* **Source passage**:
The Institute for Supply Management (ISM) said that manufacturing activity continued to expand modestly in April, even as it pulled back for the second straight month from February’s best reading since May 2004. The ISM Manufacturing Purchasing Managers’ Index (PMI) declined from 60.8 in February to 59.3 in March to 57.3 in April, its lowest level since July 2017. Softer production (down from 61.0 to 57.2), exports (down from 58.7 to 57.7) and employment (down from 57.3 to 54.2) growth help to explain the softer headline number in April. The exports figure eased for the second consecutive month, down from the February rate, which had been the fastest since April 2011.
Despite some weakening in other measures, new orders (down from 61.9 to 61.2) decelerated slightly but remained robust overall, which was encouraging. To illustrate just how strong demand has been in the manufacturing sector, it was the 12th straight month with the new orders index at 60 or higher—a threshold that would suggest robust sales growth. The sample comments tend to echo that finding, with respondents noting healthy growth in activity and a promising outlook, even as they cite some trade worries.
With ever-stronger economic growth, manufacturers report accelerated input costs. Indeed, prices for raw materials (up from 78.1 to 79.3) have remained highly elevated, with the measure at a level not seen in seven years. More than 61 percent of manufacturing respondents said that their costs had risen in April, with just 2.6 percent suggesting that they were lower. This reflects a rebound in some commodity costs, even as overall pricing pressures continue to be largely modest, at least for now.
In other news, inventories (down from 55.5 to 52.9) expanded in April for the fourth straight month, even as the pace of growth slowed from February’s near eight-year high. More than anything, the recent growth in inventories is consistent with the healthy growth in overall production.

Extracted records
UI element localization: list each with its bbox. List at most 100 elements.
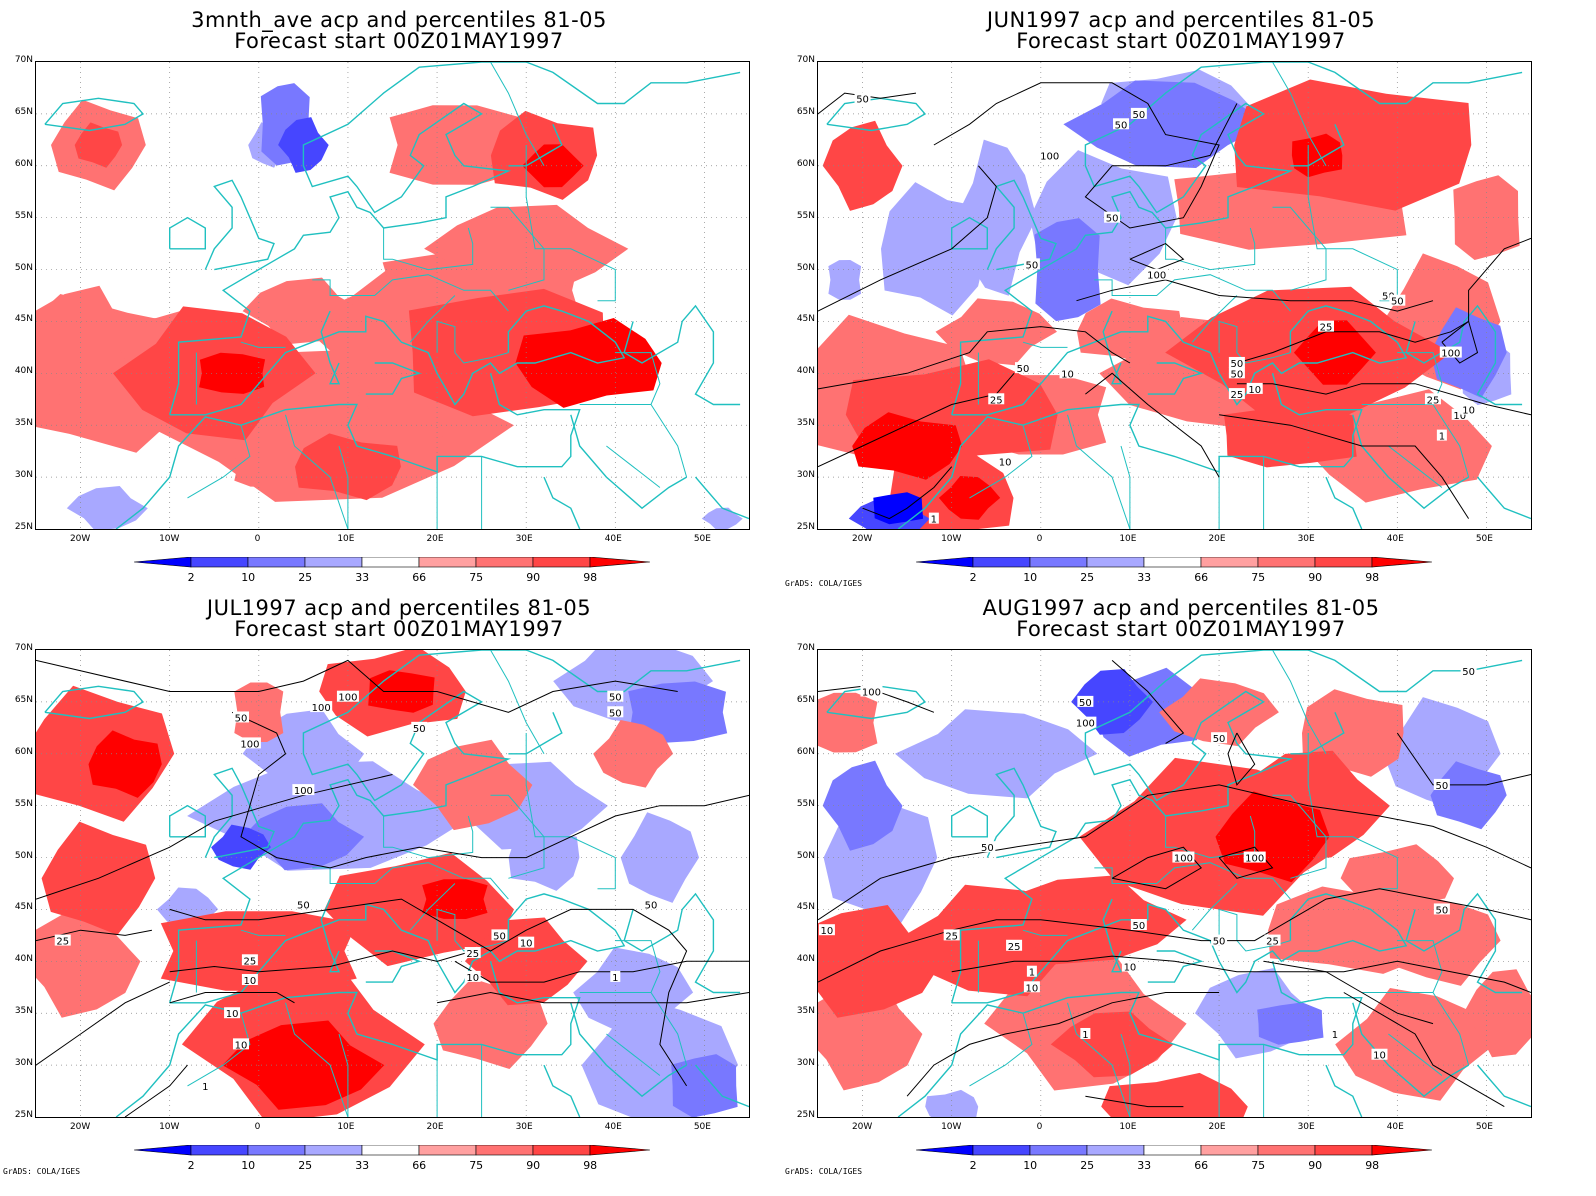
percentile-region: [895, 709, 1098, 799]
map-area: 50 100 50 100 50 50 50 100 100 25 50 25 50 50 10 25 10 10…: [817, 649, 1532, 1118]
contour-label: 25: [241, 954, 258, 967]
colorbar-tick-label: 10: [241, 1159, 256, 1172]
contour-label: 1: [1436, 429, 1447, 443]
lat-tick-label: 50N: [14, 262, 33, 273]
contour-label: 50: [232, 711, 249, 724]
colorbar-tick-label: 90: [1308, 1159, 1323, 1172]
svg-text:50: 50: [1115, 120, 1128, 131]
svg-text:1: 1: [202, 1082, 208, 1093]
panel-title: JUL1997 acp and percentiles 81-05: [206, 596, 592, 620]
contour-label: 50: [1104, 211, 1121, 225]
contour-label: 1: [928, 512, 939, 526]
lat-tick-label: 25N: [14, 1110, 33, 1120]
contour-label: 100: [336, 690, 359, 704]
lat-tick-label: 45N: [14, 902, 33, 913]
panel-subtitle: Forecast start 00Z01MAY1997: [1016, 29, 1346, 53]
lat-tick-label: 70N: [14, 55, 33, 65]
colorbar-tick-label: 90: [526, 571, 541, 584]
lat-tick-label: 55N: [14, 798, 33, 809]
svg-text:1: 1: [931, 515, 937, 526]
colorbar-tick-label: 2: [187, 1159, 195, 1172]
contour-label: 10: [1121, 960, 1138, 974]
svg-text:50: 50: [609, 693, 622, 704]
percentile-region: [1430, 761, 1507, 830]
colorbar-tick-label: 98: [583, 1159, 598, 1172]
colorbar-tick-label: 33: [1137, 571, 1152, 584]
lat-tick-label: 65N: [14, 694, 33, 705]
contour-label: 50: [1077, 695, 1094, 709]
lon-tick-label: 30E: [515, 1122, 533, 1132]
contour-label: 100: [292, 784, 315, 797]
colorbar: [134, 1145, 651, 1156]
percentile-region: [1050, 1011, 1174, 1078]
contour-label: 10: [241, 974, 258, 987]
lon-tick-label: 50E: [693, 534, 711, 544]
lon-tick-label: 20E: [426, 534, 444, 544]
percentile-region: [424, 204, 629, 293]
map-area: [35, 61, 750, 530]
lat-tick-label: 60N: [14, 158, 33, 169]
percentile-region: [984, 875, 1187, 965]
percentile-region: [620, 812, 699, 903]
colorbar-tick-label: 75: [469, 571, 484, 584]
colorbar-tick-label: 10: [1023, 571, 1038, 584]
coastlines: [44, 62, 749, 529]
contour-label: 1: [1026, 965, 1037, 979]
colorbar-tick-label: 75: [469, 1159, 484, 1172]
contour-lines: [36, 659, 749, 1117]
svg-text:1: 1: [1029, 968, 1035, 979]
lon-tick-label: 20W: [69, 534, 91, 544]
svg-text:100: 100: [294, 786, 313, 797]
contour-label: 10: [518, 936, 535, 950]
svg-text:50: 50: [1436, 781, 1449, 792]
coastlines: [826, 650, 1531, 1117]
contour-label: 100: [1439, 346, 1462, 360]
map-panel-jul: JUL1997 acp and percentiles 81-05 Forecas…: [0, 588, 798, 1186]
svg-text:100: 100: [1040, 151, 1059, 162]
contour-label: 25: [988, 393, 1005, 406]
colorbar-tick-label: 25: [1080, 571, 1095, 584]
lon-tick-label: 10E: [337, 534, 355, 544]
percentile-region: [422, 879, 488, 919]
lon-tick-label: 10W: [159, 534, 180, 544]
map-panel-aug: AUG1997 acp and percentiles 81-05 Forecas…: [782, 588, 1580, 1186]
svg-text:50: 50: [1132, 921, 1145, 932]
percentile-region: [1463, 969, 1531, 1058]
colorbar-tick-label: 66: [1194, 571, 1209, 584]
percentile-region: [852, 412, 963, 480]
lat-tick-label: 25N: [796, 1110, 815, 1120]
map-canvas: [36, 62, 749, 529]
contour-label: 100: [1038, 149, 1061, 162]
svg-text:50: 50: [1132, 110, 1145, 121]
svg-text:50: 50: [645, 900, 658, 911]
lat-tick-label: 45N: [14, 314, 33, 325]
svg-text:50: 50: [493, 931, 506, 942]
svg-text:100: 100: [1174, 854, 1193, 865]
shading-layer: [818, 667, 1531, 1117]
svg-text:50: 50: [609, 708, 622, 719]
lat-tick-label: 60N: [796, 746, 815, 757]
svg-text:10: 10: [520, 939, 533, 950]
lat-tick-label: 65N: [796, 106, 815, 117]
panel-subtitle: Forecast start 00Z01MAY1997: [1016, 617, 1346, 641]
lat-tick-label: 35N: [796, 1006, 815, 1017]
lon-tick-label: 0: [1036, 534, 1043, 544]
map-area: 50 50 50 100 50 50 100 50 50 50 25 100 50 10 50 25 10 25 1…: [817, 61, 1532, 530]
map-canvas: 100 100 50 100 50 50 50 100 50 50 25 25 10 50 25 10 10 10…: [36, 650, 749, 1117]
colorbar-tick-label: 66: [412, 571, 427, 584]
contour-label: 50: [295, 898, 312, 911]
lon-tick-label: 40E: [604, 1122, 622, 1132]
panel-title: AUG1997 acp and percentiles 81-05: [982, 596, 1380, 620]
svg-text:50: 50: [1462, 667, 1475, 678]
lon-tick-label: 40E: [1386, 1122, 1404, 1132]
contour-label: 50: [1130, 107, 1147, 121]
lat-tick-label: 30N: [14, 470, 33, 481]
svg-text:100: 100: [1441, 349, 1460, 360]
lon-tick-label: 40E: [1386, 534, 1404, 544]
lat-tick-label: 50N: [14, 850, 33, 861]
contour-label: 50: [411, 721, 428, 735]
colorbar-tick-label: 98: [583, 571, 598, 584]
lon-tick-label: 30E: [1297, 1122, 1315, 1132]
contour-label: 50: [1023, 258, 1040, 271]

* **To do**:
1. Answer these about the ISM report:
(a) What was the PMI reading in March?
(b) For how many straight months had the new orders index been at 60 or higher?
(c) What share of manufacturing respondents said their costs had risen in April?
2. Put the entries from the line containing "percentile-region: [895, 709, 1098, 799]" down to the line containing "contour-label: 50: [1104, 211, 1121, 225]", both included, into a JSON list of strings, one string per line.
The ISM report and the entries are unrelated material.

* **Task results**:
1.
(a) 59.3
(b) 12
(c) More than 61 percent

2.
[
  "percentile-region: [895, 709, 1098, 799]",
  "map-area: 50 100 50 100 50 50 50 100 100 25 50 25 50 50 10 25 10 10…: [817, 649, 1532, 1118]",
  "contour-label: 25: [241, 954, 258, 967]",
  "colorbar-tick-label: 10: [241, 1159, 256, 1172]",
  "contour-label: 1: [1436, 429, 1447, 443]",
  "lat-tick-label: 50N: [14, 262, 33, 273]",
  "contour-label: 50: [232, 711, 249, 724]",
  "colorbar-tick-label: 90: [1308, 1159, 1323, 1172]",
  "svg-text:50: 50: [1115, 120, 1128, 131]",
  "svg-text:1: 1: [202, 1082, 208, 1093]",
  "panel-title: JUL1997 acp and percentiles 81-05: [206, 596, 592, 620]",
  "contour-label: 50: [1104, 211, 1121, 225]"
]